Rows from a dataset
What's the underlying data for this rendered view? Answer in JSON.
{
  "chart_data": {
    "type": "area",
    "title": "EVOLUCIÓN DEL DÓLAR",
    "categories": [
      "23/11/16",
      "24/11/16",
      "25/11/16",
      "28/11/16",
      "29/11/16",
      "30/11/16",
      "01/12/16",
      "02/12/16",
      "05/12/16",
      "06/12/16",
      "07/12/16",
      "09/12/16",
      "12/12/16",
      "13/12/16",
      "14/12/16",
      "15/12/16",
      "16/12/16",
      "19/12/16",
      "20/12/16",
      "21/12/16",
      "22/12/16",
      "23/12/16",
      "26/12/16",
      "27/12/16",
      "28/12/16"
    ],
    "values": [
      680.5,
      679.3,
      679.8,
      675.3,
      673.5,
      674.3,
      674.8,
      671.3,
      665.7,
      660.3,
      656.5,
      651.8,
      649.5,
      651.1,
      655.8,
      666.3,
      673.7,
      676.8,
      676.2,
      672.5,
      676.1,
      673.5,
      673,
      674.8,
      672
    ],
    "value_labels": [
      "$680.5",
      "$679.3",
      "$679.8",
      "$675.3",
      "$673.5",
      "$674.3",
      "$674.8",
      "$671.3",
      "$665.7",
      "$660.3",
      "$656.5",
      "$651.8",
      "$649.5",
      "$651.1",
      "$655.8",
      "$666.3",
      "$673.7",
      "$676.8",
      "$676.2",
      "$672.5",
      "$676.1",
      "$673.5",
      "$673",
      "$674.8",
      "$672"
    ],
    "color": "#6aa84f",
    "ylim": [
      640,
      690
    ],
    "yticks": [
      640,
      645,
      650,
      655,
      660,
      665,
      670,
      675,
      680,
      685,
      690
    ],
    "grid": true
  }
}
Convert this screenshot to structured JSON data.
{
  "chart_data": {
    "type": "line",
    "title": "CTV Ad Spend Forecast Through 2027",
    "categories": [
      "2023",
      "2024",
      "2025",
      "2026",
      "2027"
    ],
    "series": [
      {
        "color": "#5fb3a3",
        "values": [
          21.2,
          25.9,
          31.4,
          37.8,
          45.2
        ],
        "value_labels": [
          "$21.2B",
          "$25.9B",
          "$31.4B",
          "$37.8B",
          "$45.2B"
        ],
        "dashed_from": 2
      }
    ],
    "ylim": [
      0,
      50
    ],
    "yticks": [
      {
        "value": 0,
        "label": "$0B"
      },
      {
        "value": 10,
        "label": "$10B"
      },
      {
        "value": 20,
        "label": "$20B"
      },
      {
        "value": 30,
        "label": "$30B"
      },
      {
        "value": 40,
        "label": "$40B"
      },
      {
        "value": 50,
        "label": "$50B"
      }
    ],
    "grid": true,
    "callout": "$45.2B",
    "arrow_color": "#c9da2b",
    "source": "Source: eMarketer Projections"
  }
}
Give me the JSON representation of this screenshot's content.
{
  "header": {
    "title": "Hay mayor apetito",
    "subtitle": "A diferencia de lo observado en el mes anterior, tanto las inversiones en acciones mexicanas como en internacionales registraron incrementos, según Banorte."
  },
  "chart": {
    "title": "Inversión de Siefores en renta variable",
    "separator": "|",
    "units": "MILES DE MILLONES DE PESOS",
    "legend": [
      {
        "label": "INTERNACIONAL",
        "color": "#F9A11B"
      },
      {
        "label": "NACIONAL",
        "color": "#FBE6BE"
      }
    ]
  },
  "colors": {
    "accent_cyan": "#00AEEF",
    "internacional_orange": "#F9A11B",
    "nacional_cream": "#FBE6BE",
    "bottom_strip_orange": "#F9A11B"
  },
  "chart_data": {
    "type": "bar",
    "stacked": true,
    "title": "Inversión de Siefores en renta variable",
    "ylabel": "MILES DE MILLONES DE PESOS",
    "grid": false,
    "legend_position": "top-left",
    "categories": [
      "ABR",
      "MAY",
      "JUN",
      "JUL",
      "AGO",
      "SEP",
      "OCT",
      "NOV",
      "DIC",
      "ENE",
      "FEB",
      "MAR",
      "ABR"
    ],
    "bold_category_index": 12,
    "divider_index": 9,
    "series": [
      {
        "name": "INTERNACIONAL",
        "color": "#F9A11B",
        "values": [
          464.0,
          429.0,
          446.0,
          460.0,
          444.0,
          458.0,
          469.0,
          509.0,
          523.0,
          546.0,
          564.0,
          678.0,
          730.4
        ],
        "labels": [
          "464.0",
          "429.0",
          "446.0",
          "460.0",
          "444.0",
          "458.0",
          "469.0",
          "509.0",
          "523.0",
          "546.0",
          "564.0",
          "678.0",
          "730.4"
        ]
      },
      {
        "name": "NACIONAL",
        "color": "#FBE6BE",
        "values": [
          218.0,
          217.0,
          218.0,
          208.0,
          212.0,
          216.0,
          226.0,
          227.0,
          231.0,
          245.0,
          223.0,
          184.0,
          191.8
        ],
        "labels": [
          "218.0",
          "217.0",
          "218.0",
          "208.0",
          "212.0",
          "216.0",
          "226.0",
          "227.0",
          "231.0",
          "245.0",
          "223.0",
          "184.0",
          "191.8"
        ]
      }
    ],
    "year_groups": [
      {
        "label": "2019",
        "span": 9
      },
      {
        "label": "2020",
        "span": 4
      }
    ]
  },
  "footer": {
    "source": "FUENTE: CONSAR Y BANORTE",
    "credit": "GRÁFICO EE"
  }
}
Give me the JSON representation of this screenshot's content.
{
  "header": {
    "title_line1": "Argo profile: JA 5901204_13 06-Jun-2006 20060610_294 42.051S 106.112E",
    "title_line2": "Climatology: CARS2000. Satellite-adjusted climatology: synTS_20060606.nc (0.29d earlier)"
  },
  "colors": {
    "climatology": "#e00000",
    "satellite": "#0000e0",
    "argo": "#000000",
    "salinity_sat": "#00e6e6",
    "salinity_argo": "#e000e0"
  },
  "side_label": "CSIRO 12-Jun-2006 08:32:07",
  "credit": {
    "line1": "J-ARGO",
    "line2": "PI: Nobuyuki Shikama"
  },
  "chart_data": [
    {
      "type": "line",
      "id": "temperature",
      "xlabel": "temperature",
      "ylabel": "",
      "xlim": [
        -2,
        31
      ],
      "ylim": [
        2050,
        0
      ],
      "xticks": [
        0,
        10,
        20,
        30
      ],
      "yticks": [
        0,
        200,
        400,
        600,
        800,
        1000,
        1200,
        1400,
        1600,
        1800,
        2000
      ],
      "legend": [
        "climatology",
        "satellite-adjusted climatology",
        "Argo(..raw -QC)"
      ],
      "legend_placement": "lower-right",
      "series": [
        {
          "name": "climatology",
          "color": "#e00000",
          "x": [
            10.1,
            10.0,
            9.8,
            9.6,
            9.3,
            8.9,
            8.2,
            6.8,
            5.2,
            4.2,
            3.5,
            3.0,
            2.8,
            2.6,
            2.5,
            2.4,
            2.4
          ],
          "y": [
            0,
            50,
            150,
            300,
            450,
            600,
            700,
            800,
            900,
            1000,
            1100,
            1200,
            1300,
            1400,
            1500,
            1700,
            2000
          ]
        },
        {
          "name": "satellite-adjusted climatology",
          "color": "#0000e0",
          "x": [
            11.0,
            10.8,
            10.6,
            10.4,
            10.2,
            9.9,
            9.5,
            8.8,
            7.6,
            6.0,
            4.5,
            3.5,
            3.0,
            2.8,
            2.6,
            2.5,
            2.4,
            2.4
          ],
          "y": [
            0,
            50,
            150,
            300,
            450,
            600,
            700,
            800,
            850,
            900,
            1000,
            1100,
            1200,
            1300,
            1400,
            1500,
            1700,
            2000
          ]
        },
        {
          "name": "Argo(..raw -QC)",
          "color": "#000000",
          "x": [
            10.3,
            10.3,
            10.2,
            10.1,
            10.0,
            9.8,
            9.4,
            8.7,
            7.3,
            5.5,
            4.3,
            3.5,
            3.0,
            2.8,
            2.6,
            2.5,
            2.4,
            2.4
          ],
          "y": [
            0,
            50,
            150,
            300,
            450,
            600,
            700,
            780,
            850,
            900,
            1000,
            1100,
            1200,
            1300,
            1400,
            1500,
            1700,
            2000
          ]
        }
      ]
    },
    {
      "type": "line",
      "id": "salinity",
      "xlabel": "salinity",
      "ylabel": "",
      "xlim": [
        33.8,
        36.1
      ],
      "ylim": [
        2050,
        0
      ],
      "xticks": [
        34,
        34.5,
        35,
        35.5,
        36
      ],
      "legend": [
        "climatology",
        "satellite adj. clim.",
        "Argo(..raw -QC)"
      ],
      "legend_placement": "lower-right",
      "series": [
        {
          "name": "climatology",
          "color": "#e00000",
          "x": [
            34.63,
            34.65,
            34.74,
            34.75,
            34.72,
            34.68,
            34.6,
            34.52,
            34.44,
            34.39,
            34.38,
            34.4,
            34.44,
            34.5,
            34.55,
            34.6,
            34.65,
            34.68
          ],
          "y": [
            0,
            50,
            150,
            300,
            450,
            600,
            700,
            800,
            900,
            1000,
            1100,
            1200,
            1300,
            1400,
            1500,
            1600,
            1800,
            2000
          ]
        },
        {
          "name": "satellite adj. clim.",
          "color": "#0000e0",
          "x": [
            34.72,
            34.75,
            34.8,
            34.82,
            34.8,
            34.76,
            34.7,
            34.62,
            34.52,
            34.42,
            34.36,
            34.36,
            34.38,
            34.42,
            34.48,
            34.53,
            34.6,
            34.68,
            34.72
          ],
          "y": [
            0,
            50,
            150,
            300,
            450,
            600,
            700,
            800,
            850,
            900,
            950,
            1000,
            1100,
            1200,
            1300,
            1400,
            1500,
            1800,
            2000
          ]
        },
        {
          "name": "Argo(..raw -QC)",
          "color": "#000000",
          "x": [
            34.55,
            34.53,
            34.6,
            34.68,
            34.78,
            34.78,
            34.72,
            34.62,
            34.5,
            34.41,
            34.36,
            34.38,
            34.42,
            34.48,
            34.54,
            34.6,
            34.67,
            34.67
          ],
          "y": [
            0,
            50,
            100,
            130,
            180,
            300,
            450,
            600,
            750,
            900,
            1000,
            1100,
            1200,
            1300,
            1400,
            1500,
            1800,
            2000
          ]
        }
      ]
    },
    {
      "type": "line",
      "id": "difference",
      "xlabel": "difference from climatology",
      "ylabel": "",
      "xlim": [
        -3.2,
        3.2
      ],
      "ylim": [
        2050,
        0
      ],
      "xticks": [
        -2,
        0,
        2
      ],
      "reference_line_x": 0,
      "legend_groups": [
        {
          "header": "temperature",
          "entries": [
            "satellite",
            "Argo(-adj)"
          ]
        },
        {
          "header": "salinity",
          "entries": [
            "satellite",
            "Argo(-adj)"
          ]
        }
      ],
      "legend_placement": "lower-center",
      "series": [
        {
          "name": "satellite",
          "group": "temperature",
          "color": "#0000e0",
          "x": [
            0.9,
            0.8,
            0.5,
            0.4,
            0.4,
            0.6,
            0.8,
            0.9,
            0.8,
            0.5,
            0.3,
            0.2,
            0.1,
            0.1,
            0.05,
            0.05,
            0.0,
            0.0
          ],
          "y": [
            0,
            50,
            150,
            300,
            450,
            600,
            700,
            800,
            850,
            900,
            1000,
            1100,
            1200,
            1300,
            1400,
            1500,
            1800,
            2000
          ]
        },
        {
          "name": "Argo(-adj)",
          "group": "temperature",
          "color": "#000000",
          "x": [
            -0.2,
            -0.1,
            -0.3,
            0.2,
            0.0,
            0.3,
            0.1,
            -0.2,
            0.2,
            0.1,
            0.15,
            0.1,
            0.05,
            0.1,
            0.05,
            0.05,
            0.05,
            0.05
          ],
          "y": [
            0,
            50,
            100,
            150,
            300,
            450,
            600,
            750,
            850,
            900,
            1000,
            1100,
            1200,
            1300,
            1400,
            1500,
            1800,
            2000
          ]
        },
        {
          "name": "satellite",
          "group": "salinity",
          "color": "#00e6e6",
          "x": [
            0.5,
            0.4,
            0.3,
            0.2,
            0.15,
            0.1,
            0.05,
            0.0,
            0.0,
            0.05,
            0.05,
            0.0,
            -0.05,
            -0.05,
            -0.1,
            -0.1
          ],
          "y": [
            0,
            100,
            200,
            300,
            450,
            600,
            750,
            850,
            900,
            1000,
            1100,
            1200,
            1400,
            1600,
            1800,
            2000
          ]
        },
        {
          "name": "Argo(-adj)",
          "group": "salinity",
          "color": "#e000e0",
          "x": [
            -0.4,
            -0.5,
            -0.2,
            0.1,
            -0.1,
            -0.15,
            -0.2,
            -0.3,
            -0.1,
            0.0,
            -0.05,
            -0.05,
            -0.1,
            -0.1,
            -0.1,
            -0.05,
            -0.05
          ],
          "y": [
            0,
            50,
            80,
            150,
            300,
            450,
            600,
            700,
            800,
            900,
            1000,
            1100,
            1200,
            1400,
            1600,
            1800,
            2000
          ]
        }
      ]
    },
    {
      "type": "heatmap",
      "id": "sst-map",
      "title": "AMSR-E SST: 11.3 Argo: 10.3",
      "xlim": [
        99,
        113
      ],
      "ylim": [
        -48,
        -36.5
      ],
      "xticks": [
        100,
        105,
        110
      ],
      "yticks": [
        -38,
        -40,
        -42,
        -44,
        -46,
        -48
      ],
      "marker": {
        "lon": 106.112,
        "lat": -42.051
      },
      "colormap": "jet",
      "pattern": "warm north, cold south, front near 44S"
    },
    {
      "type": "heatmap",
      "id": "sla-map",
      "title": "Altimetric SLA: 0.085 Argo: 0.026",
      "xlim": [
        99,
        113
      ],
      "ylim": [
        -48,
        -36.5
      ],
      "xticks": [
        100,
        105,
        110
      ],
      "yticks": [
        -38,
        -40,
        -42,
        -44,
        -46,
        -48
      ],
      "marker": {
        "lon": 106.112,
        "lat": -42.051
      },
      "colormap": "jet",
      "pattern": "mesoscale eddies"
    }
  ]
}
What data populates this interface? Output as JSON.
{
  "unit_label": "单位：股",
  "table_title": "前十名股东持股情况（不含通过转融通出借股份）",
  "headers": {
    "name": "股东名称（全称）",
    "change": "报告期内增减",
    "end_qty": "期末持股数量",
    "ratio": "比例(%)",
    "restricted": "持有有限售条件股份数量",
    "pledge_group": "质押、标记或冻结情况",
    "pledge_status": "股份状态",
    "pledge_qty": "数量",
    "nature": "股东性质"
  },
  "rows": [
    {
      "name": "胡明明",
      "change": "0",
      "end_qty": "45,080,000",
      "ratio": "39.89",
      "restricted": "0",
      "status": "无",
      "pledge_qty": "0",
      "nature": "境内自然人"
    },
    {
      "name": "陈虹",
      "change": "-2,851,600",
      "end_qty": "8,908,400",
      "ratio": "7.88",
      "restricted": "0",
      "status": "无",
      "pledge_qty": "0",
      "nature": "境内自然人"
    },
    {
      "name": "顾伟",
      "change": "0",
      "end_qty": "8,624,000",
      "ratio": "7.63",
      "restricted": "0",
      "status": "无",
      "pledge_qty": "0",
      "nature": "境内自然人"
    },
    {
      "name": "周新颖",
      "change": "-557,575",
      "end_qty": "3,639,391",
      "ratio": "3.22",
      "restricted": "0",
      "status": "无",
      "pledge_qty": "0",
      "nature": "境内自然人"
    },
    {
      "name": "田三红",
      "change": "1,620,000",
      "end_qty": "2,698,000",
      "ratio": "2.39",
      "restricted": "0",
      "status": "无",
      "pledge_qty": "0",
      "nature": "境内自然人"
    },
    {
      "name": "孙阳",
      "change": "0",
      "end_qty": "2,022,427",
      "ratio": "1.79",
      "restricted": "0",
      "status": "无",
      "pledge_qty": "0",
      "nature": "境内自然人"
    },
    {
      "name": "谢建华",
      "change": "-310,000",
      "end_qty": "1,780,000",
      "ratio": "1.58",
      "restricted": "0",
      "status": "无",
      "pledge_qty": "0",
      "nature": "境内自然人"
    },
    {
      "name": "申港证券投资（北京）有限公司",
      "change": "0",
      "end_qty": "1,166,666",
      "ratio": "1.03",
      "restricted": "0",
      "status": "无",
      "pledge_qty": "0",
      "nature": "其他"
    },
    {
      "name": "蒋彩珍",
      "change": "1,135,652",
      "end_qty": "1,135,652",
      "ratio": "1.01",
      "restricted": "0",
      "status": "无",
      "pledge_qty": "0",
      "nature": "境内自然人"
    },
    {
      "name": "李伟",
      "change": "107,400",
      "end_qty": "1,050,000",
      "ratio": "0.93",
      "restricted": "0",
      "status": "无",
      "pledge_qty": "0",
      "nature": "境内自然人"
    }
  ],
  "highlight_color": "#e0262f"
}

Stated task:
Search the data for "xlabel". Copy every line that has it.

Correct output:
      "xlabel": "temperature",
      "xlabel": "salinity",
      "xlabel": "difference from climatology",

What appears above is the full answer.